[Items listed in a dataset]
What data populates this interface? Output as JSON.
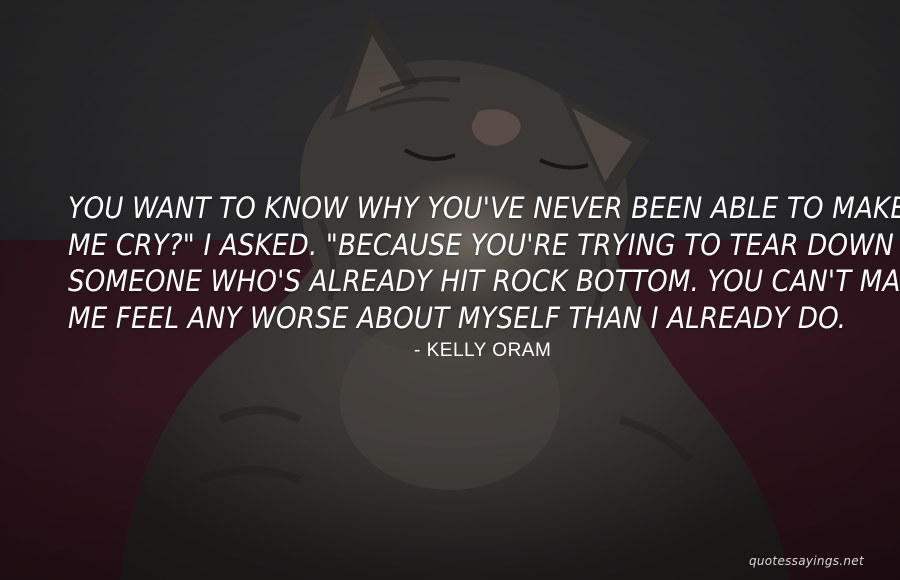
{
  "quote": {
    "lines": [
      "You want to know why you've never been able to make",
      "me cry?\" I asked. \"Because you're trying to tear down",
      "someone who's already hit rock bottom. You can't make",
      "me feel any worse about myself than I already do."
    ]
  },
  "author": "- Kelly Oram",
  "watermark": "quotessayings.net",
  "colors": {
    "text": "#ffffff",
    "wall": "#333336",
    "blanket": "#421d2a"
  }
}
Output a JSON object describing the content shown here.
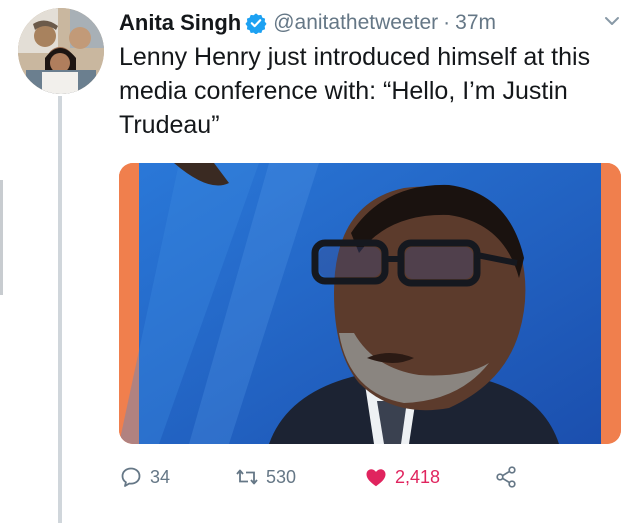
{
  "tweet": {
    "author_name": "Anita Singh",
    "handle": "@anitathetweeter",
    "separator": "·",
    "time": "37m",
    "text": "Lenny Henry just introduced himself at this media conference with: “Hello, I’m Justin Trudeau”"
  },
  "actions": {
    "replies": "34",
    "retweets": "530",
    "likes": "2,418"
  },
  "colors": {
    "verified": "#1da1f2",
    "like": "#e0245e",
    "muted": "#657786",
    "media_border": "#f07f4d",
    "media_background": "#2167c9"
  },
  "icons": {
    "verified": "verified-badge-icon",
    "chevron": "chevron-down-icon",
    "reply": "reply-icon",
    "retweet": "retweet-icon",
    "like": "heart-icon",
    "share": "share-icon"
  }
}
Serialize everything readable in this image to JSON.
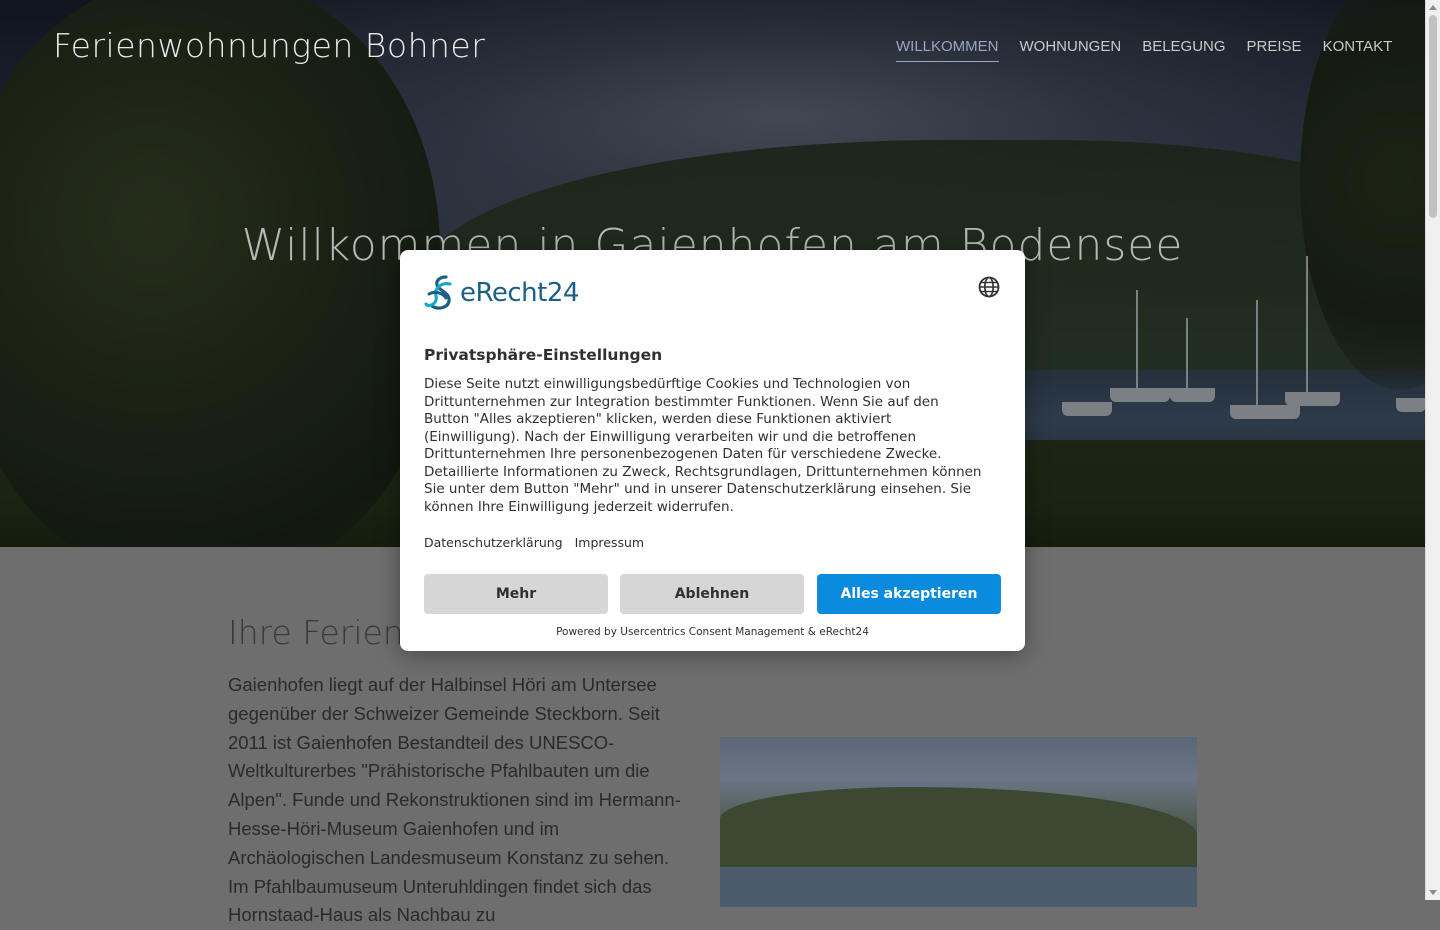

▸ Problem to work on: Leaving out the pictures, repeat the data above exactly.

▸ Full answer:
What data populates this interface? Output as JSON.
{
  "quote": {
    "lines": [
      "You want to know why you've never been able to make",
      "me cry?\" I asked. \"Because you're trying to tear down",
      "someone who's already hit rock bottom. You can't make",
      "me feel any worse about myself than I already do."
    ]
  },
  "author": "- Kelly Oram",
  "watermark": "quotessayings.net",
  "colors": {
    "text": "#ffffff",
    "wall": "#333336",
    "blanket": "#421d2a"
  }
}
Output a JSON object describing the content shown here.
{
  "tweet": {
    "author_name": "Anita Singh",
    "handle": "@anitathetweeter",
    "separator": "·",
    "time": "37m",
    "text": "Lenny Henry just introduced himself at this media conference with: “Hello, I’m Justin Trudeau”"
  },
  "actions": {
    "replies": "34",
    "retweets": "530",
    "likes": "2,418"
  },
  "colors": {
    "verified": "#1da1f2",
    "like": "#e0245e",
    "muted": "#657786",
    "media_border": "#f07f4d",
    "media_background": "#2167c9"
  },
  "icons": {
    "verified": "verified-badge-icon",
    "chevron": "chevron-down-icon",
    "reply": "reply-icon",
    "retweet": "retweet-icon",
    "like": "heart-icon",
    "share": "share-icon"
  }
}
Serialize everything readable in this image to JSON.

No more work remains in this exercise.